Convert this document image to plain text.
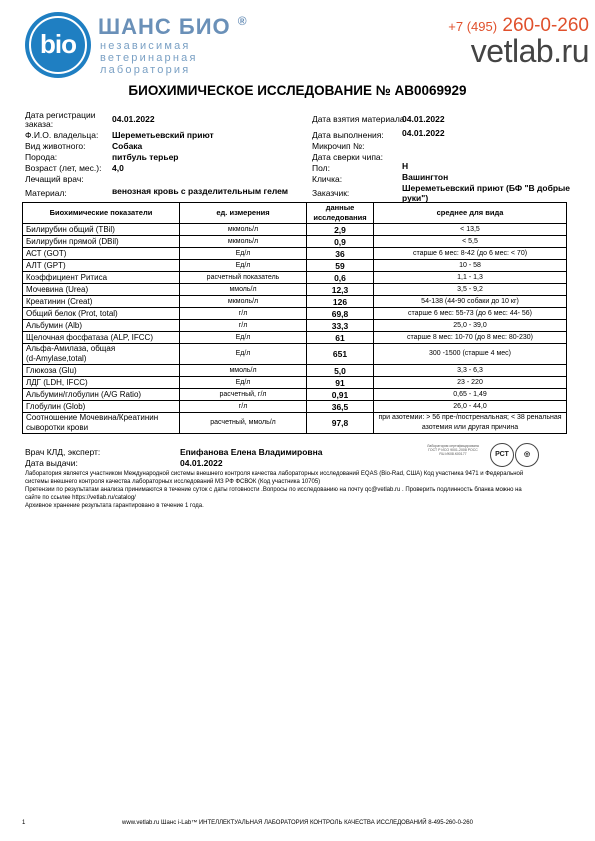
bio
ШАНС БИО ®
независимая
ветеринарная
лаборатория
+7 (495) 260-0-260
vetlab.ru
БИОХИМИЧЕСКОЕ ИССЛЕДОВАНИЕ № АВ0069929
Дата регистрации
заказа:	04.01.2022
Ф.И.О. владельца: Шереметьевский приют
Вид животного:	Собака
Порода:	питбуль терьер
Возраст (лет, мес.): 4,0
Лечащий врач:
Материал:	венозная кровь с разделительным гелем
Дата взятия материала
04.01.2022
Дата выполнения: 04.01.2022
Микрочип №:
Дата сверки чипа:
Пол:	Н
Кличка:	Вашингтон
Заказчик:	Шереметьевский приют (БФ "В добрые
руки")
Биохимические показатели	ед. измерения	данные
исследования	среднее для вида
Билирубин общий (TBil)	мкмоль/л	2,9	< 13,5
Билирубин прямой (DBil)	мкмоль/л	0,9	< 5,5
АСТ (GOT)	Ед/л	36	старше 6 мес: 8-42 (до 6 мес: < 70)
АЛТ (GPT)	Ед/л	59	10 - 58
Коэффициент Ритиса	расчетный показатель	0,6	1,1 - 1,3
Мочевина (Urea)	ммоль/л	12,3	3,5 - 9,2
Креатинин (Creat)	мкмоль/л	126	54-138 (44-90 собаки до 10 кг)
Общий белок (Prot, total)	г/л	69,8	старше 6 мес: 55-73 (до 6 мес: 44- 56)
Альбумин (Alb)	г/л	33,3	25,0 - 39,0
Щелочная фосфатаза (ALP, IFCC)	Ед/л	61	старше 8 мес: 10-70 (до 8 мес: 80-230)
Альфа-Амилаза, общая
(d-Amylase,total)	Ед/л	651	300 -1500 (старше 4 мес)
Глюкоза (Glu)	ммоль/л	5,0	3,3 - 6,3
ЛДГ (LDH, IFCC)	Ед/л	91	23 - 220
Альбумин/глобулин (A/G Ratio)	расчетный, г/л	0,91	0,65 - 1,49
Глобулин (Glob)	г/л	36,5	26,0 - 44,0
Соотношение Мочевина/Креатинин
сыворотки крови	расчетный, ммоль/л	97,8	при азотемии: > 56 пре-/постренальная; < 38 ренальная
азотемия или другая причина
Врач КЛД, эксперт:	Епифанова Елена Владимировна
Дата выдачи:	04.01.2022
Лаборатория сертифицирована ГОСТ Р ИСО 9001-2008 РОСС RU.ИК08.К00177	РСТ	◎
Лаборатория является участником Международной системы внешнего контроля качества лабораторных исследований EQAS (Bio-Rad, США) Код участника 9471 и Федеральной
системы внешнего контроля качества лабораторных исследований МЗ РФ ФСВОК (Код участника 10705)
Претензии по результатам анализа принимаются в течение суток с даты готовности .Вопросы по исследованию на почту qc@vetlab.ru . Проверить подлинность бланка можно на
сайте по ссылке https://vetlab.ru/catalog/
Архивное хранение результата гарантировано в течение 1 года.
1	www.vetlab.ru Шанс i-Lab™ ИНТЕЛЛЕКТУАЛЬНАЯ ЛАБОРАТОРИЯ КОНТРОЛЬ КАЧЕСТВА ИССЛЕДОВАНИЙ 8-495-260-0-260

## REQUIREMENTS
Restate the data above exactly, stripping out each image.

## RESULT
Convert this document image to plain text.
bio
ШАНС БИО ®
независимая
ветеринарная
лаборатория
+7 (495) 260-0-260
vetlab.ru
БИОХИМИЧЕСКОЕ ИССЛЕДОВАНИЕ № АВ0069929
Дата регистрации
заказа:	04.01.2022
Ф.И.О. владельца: Шереметьевский приют
Вид животного:	Собака
Порода:	питбуль терьер
Возраст (лет, мес.): 4,0
Лечащий врач:
Материал:	венозная кровь с разделительным гелем
Дата взятия материала
04.01.2022
Дата выполнения: 04.01.2022
Микрочип №:
Дата сверки чипа:
Пол:	Н
Кличка:	Вашингтон
Заказчик:	Шереметьевский приют (БФ "В добрые
руки")
Биохимические показатели	ед. измерения	данные
исследования	среднее для вида
Билирубин общий (TBil)	мкмоль/л	2,9	< 13,5
Билирубин прямой (DBil)	мкмоль/л	0,9	< 5,5
АСТ (GOT)	Ед/л	36	старше 6 мес: 8-42 (до 6 мес: < 70)
АЛТ (GPT)	Ед/л	59	10 - 58
Коэффициент Ритиса	расчетный показатель	0,6	1,1 - 1,3
Мочевина (Urea)	ммоль/л	12,3	3,5 - 9,2
Креатинин (Creat)	мкмоль/л	126	54-138 (44-90 собаки до 10 кг)
Общий белок (Prot, total)	г/л	69,8	старше 6 мес: 55-73 (до 6 мес: 44- 56)
Альбумин (Alb)	г/л	33,3	25,0 - 39,0
Щелочная фосфатаза (ALP, IFCC)	Ед/л	61	старше 8 мес: 10-70 (до 8 мес: 80-230)
Альфа-Амилаза, общая
(d-Amylase,total)	Ед/л	651	300 -1500 (старше 4 мес)
Глюкоза (Glu)	ммоль/л	5,0	3,3 - 6,3
ЛДГ (LDH, IFCC)	Ед/л	91	23 - 220
Альбумин/глобулин (A/G Ratio)	расчетный, г/л	0,91	0,65 - 1,49
Глобулин (Glob)	г/л	36,5	26,0 - 44,0
Соотношение Мочевина/Креатинин
сыворотки крови	расчетный, ммоль/л	97,8	при азотемии: > 56 пре-/постренальная; < 38 ренальная
азотемия или другая причина
Врач КЛД, эксперт:	Епифанова Елена Владимировна
Дата выдачи:	04.01.2022
Лаборатория сертифицирована ГОСТ Р ИСО 9001-2008 РОСС RU.ИК08.К00177	РСТ	◎
Лаборатория является участником Международной системы внешнего контроля качества лабораторных исследований EQAS (Bio-Rad, США) Код участника 9471 и Федеральной
системы внешнего контроля качества лабораторных исследований МЗ РФ ФСВОК (Код участника 10705)
Претензии по результатам анализа принимаются в течение суток с даты готовности .Вопросы по исследованию на почту qc@vetlab.ru . Проверить подлинность бланка можно на
сайте по ссылке https://vetlab.ru/catalog/
Архивное хранение результата гарантировано в течение 1 года.
1	www.vetlab.ru Шанс i-Lab™ ИНТЕЛЛЕКТУАЛЬНАЯ ЛАБОРАТОРИЯ КОНТРОЛЬ КАЧЕСТВА ИССЛЕДОВАНИЙ 8-495-260-0-260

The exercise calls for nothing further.